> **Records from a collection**
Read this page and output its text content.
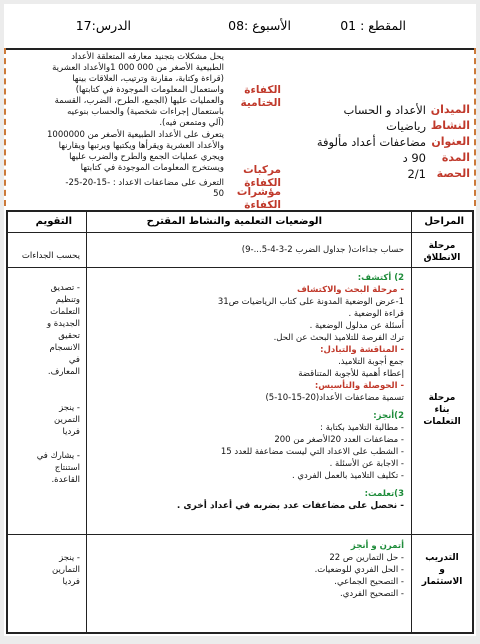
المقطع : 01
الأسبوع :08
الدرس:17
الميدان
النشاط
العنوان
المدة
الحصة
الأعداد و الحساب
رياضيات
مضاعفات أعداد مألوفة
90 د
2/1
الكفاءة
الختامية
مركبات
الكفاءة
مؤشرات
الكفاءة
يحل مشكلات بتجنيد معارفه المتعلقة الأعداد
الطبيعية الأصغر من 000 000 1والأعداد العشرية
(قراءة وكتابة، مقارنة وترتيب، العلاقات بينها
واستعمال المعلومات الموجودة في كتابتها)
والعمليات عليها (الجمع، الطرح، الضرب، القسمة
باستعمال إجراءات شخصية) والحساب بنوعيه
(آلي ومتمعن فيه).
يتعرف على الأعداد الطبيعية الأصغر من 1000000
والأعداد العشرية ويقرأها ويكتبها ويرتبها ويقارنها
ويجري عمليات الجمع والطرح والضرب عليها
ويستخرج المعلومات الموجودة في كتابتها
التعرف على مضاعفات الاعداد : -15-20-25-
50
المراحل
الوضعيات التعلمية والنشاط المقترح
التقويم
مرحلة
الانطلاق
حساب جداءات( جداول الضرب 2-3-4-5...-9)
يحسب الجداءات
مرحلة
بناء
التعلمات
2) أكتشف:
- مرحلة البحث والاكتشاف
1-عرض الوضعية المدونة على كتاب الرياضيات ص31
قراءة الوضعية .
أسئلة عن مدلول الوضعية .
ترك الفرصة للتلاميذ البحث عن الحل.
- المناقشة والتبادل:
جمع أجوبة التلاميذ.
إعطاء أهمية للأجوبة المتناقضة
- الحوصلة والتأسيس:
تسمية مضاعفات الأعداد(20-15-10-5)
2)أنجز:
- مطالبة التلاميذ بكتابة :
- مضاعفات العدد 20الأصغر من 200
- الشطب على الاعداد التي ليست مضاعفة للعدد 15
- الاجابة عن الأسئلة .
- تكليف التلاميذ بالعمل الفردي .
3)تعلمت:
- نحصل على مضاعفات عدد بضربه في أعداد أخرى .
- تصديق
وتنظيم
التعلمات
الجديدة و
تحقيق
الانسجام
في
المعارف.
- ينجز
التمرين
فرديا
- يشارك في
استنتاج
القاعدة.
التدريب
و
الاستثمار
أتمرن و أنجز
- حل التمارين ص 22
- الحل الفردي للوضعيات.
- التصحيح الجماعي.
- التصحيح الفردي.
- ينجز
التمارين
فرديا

---

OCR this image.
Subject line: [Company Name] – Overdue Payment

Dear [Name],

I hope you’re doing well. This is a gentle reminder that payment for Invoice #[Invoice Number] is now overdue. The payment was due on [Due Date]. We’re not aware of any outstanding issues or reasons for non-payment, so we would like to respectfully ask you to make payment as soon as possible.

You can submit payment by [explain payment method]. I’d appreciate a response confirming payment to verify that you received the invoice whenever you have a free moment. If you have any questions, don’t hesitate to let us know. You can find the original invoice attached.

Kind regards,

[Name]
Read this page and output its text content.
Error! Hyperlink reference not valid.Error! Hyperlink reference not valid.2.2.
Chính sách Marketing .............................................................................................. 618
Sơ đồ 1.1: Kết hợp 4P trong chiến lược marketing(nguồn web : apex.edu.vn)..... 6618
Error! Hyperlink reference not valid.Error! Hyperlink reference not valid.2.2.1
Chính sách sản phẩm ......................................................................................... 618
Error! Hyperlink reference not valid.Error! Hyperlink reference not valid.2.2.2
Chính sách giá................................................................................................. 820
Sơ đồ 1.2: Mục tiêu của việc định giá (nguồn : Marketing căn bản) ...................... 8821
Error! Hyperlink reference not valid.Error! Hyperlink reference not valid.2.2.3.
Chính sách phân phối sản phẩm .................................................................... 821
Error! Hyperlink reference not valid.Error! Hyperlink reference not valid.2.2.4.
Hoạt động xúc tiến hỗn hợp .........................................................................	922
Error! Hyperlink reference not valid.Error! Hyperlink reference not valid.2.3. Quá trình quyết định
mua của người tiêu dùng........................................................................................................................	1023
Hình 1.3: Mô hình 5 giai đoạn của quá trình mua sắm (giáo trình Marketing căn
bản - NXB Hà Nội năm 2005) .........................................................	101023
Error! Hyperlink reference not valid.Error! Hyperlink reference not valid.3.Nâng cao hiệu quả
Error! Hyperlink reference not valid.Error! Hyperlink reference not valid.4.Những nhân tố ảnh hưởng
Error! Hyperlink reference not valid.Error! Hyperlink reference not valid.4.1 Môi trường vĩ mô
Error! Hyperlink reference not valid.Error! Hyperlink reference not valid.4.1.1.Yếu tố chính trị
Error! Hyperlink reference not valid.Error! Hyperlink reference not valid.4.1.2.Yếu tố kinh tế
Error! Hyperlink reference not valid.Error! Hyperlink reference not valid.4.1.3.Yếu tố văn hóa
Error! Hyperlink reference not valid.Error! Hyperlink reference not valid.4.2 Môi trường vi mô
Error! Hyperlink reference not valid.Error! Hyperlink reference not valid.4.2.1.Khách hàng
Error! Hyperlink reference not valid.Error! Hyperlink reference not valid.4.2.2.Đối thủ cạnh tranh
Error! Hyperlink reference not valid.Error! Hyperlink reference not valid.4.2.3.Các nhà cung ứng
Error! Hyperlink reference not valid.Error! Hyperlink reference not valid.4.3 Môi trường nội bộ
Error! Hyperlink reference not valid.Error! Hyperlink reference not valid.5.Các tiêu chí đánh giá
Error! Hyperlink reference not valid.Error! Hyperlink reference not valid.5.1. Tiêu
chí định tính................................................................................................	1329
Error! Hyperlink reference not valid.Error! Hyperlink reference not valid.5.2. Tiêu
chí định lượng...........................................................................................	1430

> **SHORT PROBLEM**
Show the lines of the records that include the string "الوضعية".

> **EXERCISE ANSWER**
1-عرض الوضعية المدونة على كتاب الرياضيات ص31
قراءة الوضعية .
أسئلة عن مدلول الوضعية .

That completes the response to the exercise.